** Start of Records provided **

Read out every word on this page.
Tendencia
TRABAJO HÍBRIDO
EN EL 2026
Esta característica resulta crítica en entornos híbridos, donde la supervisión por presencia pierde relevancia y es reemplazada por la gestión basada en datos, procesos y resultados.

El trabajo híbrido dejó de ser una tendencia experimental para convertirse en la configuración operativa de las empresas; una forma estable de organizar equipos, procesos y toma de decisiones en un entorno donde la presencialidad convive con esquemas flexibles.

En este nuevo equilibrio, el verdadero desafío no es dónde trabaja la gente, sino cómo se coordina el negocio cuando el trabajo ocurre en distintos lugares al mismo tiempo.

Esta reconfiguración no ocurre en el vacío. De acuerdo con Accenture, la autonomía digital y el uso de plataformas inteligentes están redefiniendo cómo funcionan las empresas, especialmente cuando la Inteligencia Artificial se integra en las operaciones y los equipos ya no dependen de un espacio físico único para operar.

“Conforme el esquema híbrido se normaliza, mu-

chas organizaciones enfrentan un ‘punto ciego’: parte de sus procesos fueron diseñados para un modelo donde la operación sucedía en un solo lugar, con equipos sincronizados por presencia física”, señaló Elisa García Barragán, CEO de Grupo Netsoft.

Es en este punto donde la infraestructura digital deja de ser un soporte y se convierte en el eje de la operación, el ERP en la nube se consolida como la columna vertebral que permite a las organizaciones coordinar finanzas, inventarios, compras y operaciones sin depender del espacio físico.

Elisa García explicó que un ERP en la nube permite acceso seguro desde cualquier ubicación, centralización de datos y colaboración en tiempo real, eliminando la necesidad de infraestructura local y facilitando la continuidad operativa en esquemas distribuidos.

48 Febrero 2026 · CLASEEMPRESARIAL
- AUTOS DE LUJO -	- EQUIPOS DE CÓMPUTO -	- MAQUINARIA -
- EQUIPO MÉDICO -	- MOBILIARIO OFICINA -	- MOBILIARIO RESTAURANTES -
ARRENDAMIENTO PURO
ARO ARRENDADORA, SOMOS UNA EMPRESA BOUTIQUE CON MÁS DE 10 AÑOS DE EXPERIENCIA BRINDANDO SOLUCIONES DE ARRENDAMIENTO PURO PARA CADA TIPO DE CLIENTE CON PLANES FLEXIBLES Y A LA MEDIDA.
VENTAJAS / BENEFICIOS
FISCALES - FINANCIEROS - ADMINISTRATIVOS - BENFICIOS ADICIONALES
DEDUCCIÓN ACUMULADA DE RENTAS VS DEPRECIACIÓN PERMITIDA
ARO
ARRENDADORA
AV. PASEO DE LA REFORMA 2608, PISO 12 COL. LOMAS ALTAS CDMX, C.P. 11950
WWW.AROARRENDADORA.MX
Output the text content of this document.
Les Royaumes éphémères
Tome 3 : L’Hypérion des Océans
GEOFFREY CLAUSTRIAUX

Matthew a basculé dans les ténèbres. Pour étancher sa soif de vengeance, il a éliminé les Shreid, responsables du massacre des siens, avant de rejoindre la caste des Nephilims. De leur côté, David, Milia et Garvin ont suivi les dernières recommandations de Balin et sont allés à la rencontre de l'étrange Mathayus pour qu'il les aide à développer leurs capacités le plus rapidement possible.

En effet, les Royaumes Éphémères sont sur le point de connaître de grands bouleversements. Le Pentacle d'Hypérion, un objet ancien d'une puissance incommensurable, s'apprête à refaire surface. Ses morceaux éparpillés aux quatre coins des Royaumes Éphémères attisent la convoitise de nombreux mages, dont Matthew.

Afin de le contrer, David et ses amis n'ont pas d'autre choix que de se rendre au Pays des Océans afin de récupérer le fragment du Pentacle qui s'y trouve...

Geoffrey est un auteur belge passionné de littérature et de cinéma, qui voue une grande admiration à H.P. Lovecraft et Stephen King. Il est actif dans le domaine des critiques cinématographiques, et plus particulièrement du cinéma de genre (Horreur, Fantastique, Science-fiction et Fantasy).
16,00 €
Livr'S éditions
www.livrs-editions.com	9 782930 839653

** End of Records provided **

### [Stated exercise]
Count the lines of the data that include the string "Océans", and give only that number.

### [Expected answer]
2